What to work on |
Work out how many lines of the data hold the string "piso", and reply with that number alone.

Entries shown |

begin

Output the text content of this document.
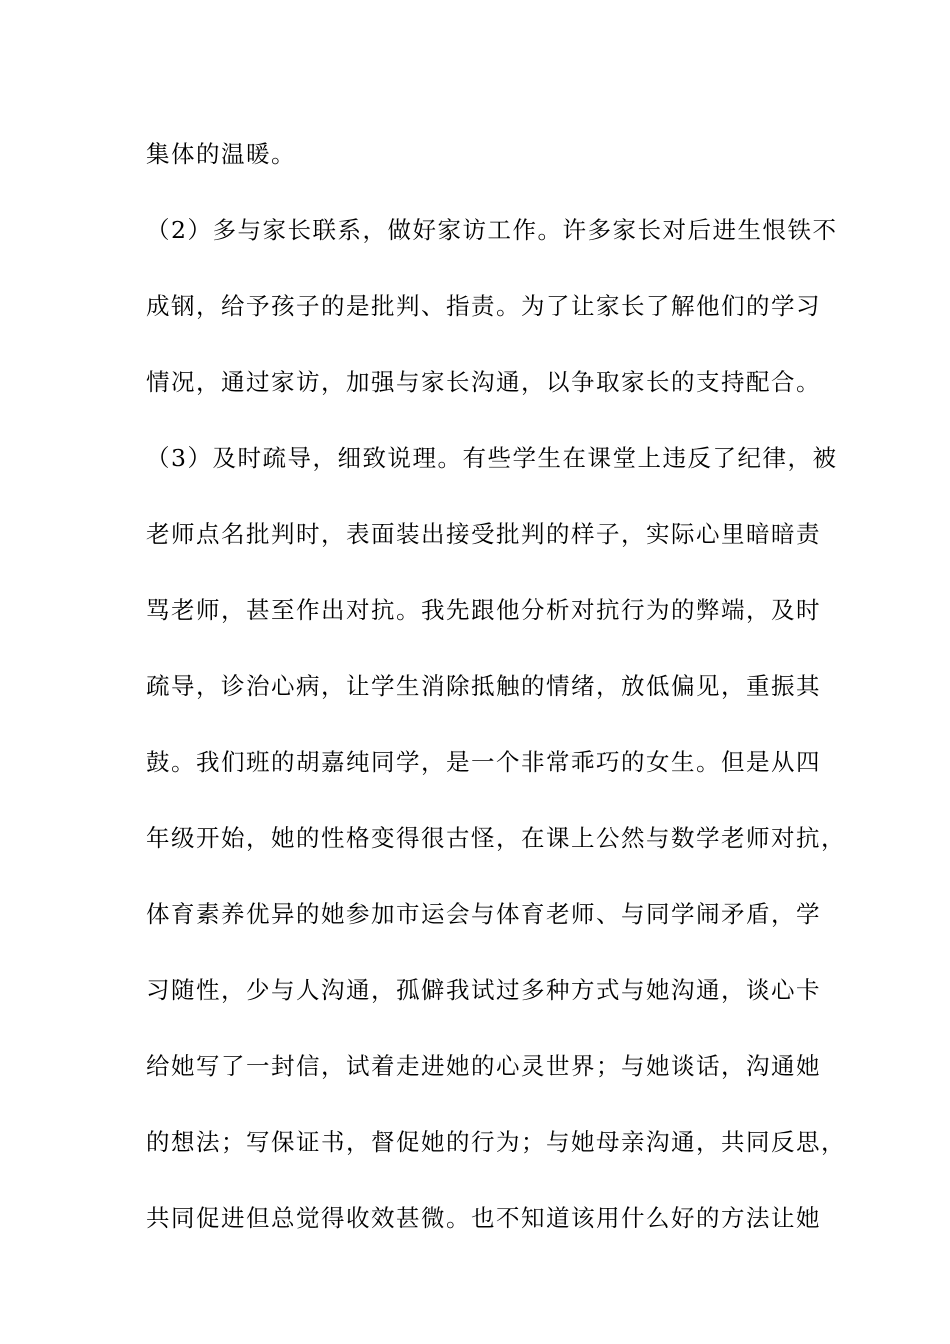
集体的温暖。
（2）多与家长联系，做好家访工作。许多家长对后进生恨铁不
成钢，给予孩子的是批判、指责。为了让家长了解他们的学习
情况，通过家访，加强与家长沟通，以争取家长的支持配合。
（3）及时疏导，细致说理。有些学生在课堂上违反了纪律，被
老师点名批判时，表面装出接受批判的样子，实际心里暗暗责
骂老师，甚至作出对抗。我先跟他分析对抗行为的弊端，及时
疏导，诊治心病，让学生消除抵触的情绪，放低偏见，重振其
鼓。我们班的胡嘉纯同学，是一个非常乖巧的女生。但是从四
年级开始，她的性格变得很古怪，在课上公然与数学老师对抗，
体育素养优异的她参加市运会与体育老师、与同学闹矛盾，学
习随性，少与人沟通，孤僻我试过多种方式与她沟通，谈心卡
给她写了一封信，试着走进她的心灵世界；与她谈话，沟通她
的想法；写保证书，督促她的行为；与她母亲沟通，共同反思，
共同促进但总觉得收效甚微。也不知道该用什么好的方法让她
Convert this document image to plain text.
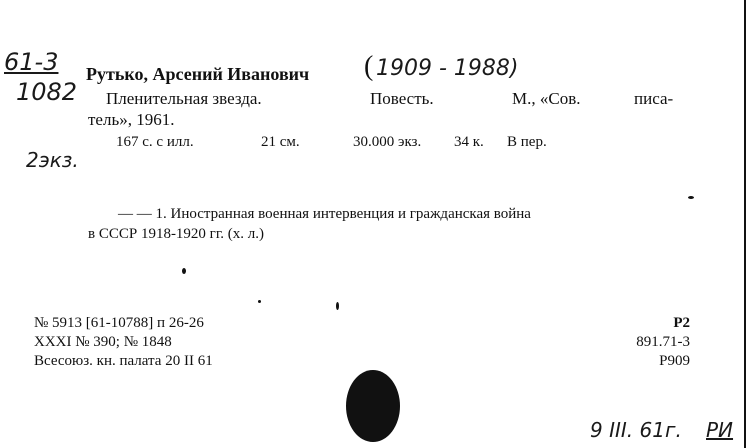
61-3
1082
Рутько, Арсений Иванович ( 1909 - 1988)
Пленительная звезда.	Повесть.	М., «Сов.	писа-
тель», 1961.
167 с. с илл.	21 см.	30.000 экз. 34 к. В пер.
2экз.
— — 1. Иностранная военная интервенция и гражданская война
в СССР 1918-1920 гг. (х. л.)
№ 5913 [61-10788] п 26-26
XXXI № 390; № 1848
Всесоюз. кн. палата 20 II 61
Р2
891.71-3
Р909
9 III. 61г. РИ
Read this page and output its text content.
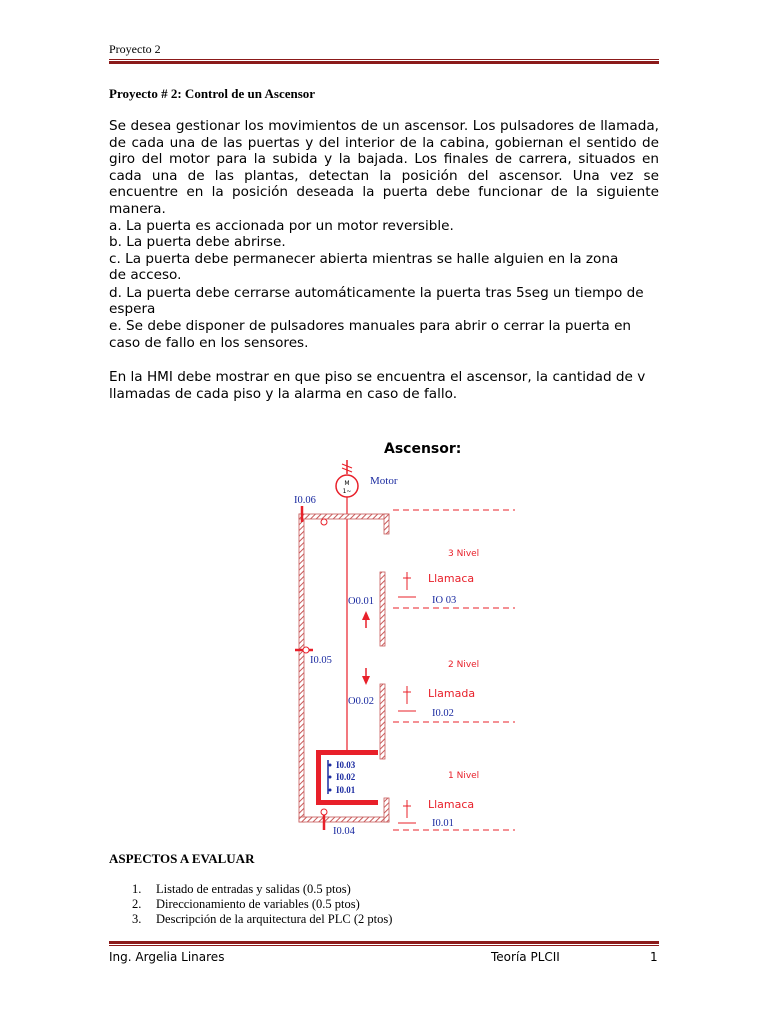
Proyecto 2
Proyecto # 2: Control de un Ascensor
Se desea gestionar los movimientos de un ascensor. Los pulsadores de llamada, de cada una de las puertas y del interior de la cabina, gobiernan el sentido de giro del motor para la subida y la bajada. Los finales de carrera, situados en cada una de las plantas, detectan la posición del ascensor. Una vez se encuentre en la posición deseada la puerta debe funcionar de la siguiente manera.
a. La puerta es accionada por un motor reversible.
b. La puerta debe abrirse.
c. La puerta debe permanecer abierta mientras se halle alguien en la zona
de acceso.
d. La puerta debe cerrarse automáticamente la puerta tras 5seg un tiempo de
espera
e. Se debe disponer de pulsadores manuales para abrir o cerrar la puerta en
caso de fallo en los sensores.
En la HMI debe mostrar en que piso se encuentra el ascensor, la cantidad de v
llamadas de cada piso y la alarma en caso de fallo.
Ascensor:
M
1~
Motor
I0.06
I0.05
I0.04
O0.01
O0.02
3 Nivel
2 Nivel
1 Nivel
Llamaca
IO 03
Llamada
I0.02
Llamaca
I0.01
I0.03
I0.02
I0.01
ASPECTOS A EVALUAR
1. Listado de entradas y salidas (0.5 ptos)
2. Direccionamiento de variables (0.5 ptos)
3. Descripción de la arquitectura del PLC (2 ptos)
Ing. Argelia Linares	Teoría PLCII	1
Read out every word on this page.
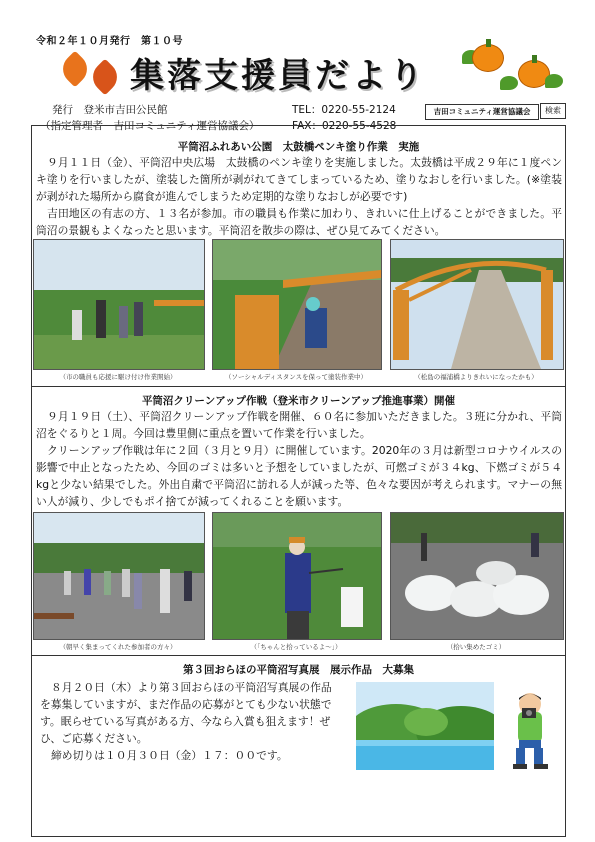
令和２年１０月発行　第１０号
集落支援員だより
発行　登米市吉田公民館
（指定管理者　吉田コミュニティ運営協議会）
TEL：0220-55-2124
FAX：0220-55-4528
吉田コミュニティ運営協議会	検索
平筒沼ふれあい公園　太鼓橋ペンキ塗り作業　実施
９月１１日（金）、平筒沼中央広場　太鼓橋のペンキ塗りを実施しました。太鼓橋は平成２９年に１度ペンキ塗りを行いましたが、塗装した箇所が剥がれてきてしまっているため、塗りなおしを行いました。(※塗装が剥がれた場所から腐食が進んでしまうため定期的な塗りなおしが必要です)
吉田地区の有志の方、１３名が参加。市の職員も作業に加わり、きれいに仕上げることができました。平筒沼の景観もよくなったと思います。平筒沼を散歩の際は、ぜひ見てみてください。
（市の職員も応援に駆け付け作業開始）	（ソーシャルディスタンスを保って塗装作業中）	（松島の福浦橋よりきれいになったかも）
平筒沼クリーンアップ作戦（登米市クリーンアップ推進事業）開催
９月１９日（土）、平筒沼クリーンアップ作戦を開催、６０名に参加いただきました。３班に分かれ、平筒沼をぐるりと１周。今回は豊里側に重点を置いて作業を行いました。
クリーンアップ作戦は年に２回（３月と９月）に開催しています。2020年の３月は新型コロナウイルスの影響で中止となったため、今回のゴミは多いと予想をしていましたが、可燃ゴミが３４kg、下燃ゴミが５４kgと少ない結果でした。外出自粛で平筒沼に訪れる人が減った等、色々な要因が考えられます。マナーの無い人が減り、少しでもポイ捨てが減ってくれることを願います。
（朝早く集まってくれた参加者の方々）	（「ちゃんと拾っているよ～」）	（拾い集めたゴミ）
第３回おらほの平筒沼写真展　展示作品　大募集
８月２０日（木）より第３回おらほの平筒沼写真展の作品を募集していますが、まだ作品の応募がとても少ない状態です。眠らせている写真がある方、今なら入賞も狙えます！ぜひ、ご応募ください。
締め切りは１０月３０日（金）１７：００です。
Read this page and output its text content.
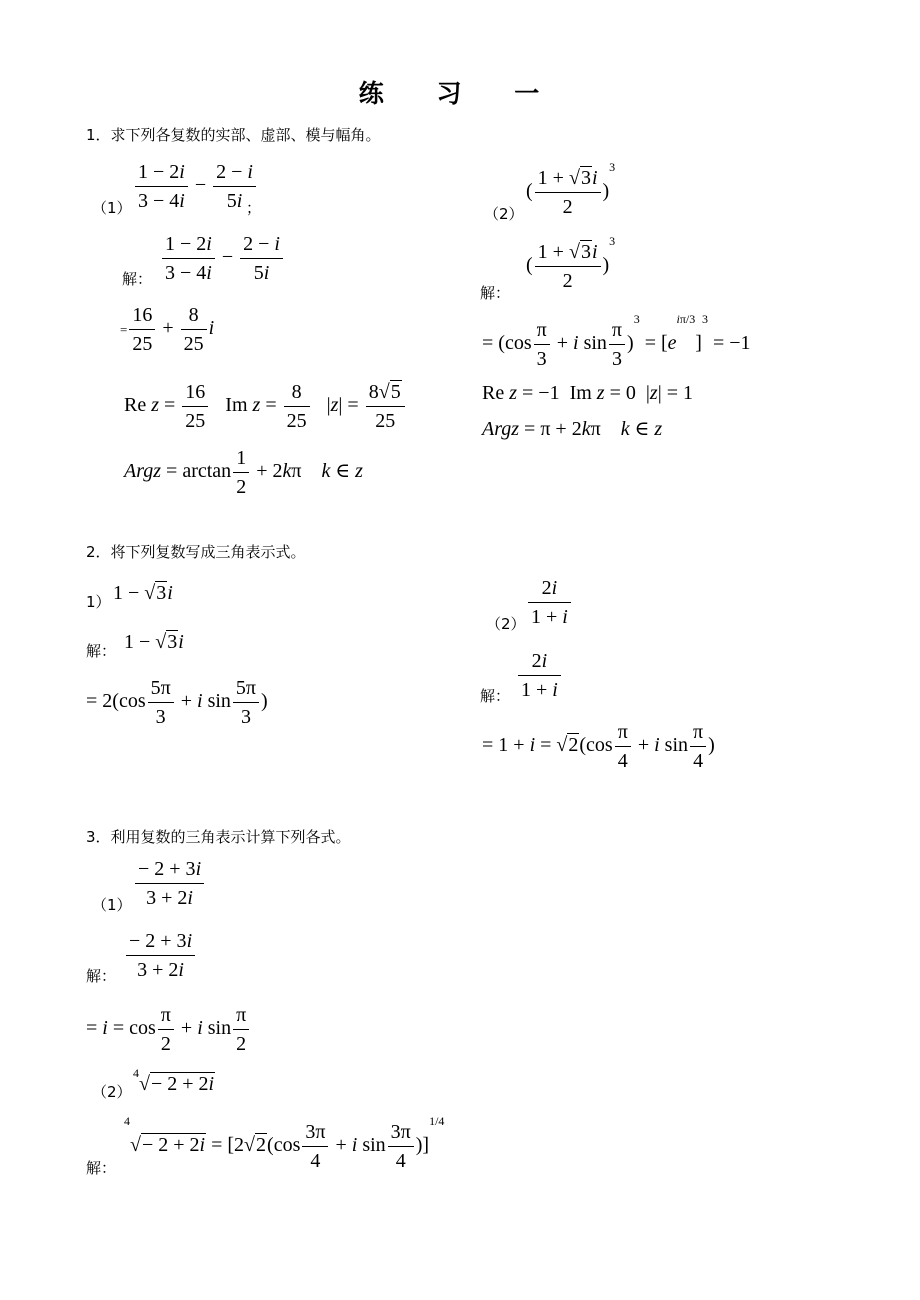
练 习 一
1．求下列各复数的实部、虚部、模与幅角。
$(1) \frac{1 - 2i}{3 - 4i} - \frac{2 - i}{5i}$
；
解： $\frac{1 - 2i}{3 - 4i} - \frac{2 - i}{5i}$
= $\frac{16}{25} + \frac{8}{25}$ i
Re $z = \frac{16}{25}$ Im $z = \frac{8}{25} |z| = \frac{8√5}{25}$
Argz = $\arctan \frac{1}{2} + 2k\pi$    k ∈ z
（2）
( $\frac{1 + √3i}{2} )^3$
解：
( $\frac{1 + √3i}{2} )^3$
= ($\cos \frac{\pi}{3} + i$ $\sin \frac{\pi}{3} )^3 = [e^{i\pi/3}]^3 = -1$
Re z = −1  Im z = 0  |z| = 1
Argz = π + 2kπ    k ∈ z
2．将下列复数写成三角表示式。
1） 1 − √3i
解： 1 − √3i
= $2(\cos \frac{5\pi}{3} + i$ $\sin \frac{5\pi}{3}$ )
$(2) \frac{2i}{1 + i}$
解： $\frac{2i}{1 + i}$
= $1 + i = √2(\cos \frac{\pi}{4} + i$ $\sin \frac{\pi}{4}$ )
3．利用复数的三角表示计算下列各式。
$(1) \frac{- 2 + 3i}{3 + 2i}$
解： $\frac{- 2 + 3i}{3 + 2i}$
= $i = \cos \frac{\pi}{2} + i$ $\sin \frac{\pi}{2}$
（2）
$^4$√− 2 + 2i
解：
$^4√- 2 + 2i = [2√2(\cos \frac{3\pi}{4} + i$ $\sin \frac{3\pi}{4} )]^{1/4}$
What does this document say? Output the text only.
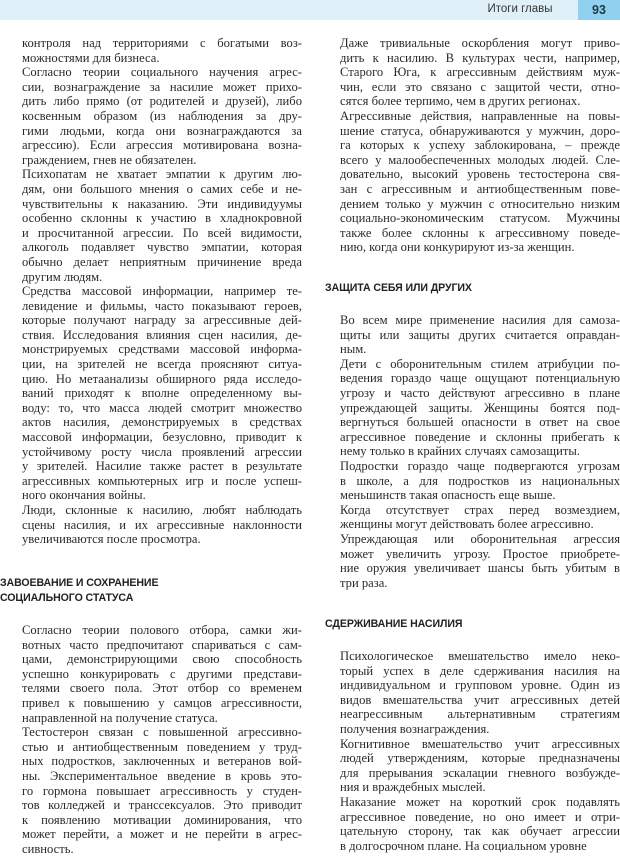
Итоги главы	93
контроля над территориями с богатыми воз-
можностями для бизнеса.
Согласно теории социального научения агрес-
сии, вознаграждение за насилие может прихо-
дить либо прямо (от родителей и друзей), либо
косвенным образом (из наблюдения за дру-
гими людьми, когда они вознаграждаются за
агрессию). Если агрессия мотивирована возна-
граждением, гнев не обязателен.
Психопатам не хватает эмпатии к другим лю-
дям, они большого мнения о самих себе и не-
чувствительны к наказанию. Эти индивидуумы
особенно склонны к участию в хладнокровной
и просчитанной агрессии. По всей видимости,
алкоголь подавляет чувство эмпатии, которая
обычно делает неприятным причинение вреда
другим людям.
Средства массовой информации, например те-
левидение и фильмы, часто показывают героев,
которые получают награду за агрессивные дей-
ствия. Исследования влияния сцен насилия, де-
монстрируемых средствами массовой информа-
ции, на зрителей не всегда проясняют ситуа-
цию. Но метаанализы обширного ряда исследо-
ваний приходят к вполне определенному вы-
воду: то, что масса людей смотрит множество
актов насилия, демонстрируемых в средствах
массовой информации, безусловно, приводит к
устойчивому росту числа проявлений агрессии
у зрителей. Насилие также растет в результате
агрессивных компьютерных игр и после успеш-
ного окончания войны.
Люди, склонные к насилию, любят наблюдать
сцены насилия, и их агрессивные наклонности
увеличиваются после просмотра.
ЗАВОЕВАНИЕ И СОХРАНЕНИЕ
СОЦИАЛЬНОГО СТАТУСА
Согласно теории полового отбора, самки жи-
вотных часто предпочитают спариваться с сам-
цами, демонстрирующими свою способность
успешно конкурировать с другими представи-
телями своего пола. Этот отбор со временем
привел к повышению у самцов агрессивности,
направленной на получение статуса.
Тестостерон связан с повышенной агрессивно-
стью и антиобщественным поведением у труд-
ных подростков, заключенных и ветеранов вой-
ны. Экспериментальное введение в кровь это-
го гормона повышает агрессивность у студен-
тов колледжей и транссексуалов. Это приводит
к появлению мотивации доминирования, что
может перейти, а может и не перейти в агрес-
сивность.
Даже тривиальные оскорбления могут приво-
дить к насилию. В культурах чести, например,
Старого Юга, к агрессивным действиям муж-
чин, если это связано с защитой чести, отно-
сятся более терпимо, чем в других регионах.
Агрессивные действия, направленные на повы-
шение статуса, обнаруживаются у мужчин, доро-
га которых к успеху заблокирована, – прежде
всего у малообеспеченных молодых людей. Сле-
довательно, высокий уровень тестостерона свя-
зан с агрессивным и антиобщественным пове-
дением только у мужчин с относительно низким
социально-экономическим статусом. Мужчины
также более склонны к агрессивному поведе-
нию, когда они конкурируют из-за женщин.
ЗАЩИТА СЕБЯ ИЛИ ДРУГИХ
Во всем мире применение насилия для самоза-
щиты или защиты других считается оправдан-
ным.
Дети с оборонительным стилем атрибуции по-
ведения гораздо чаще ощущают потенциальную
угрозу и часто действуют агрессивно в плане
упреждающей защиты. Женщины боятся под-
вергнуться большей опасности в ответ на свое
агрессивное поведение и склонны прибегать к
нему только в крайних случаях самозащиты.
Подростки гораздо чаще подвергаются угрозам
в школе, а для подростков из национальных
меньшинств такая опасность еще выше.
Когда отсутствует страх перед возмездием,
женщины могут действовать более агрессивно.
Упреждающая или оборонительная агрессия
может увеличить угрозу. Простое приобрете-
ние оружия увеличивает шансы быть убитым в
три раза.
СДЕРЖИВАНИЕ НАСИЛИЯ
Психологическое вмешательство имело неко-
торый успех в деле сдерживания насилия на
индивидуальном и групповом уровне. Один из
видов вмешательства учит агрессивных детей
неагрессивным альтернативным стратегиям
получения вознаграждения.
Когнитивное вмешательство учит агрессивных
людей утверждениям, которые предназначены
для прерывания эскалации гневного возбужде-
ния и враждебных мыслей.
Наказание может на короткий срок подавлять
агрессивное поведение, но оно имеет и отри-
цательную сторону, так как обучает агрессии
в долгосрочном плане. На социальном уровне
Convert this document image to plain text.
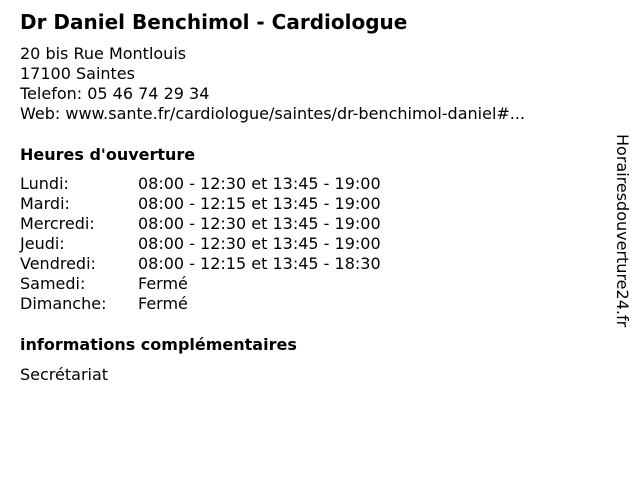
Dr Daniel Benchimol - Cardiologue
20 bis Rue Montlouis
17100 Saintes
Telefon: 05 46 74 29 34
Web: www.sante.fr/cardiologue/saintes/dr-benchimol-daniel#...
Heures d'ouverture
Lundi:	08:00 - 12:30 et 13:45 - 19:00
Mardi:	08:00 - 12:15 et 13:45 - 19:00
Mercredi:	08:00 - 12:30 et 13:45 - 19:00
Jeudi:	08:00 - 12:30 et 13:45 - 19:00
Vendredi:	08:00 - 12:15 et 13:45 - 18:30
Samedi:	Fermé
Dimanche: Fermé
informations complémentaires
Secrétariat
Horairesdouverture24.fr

end

Finished answer |
2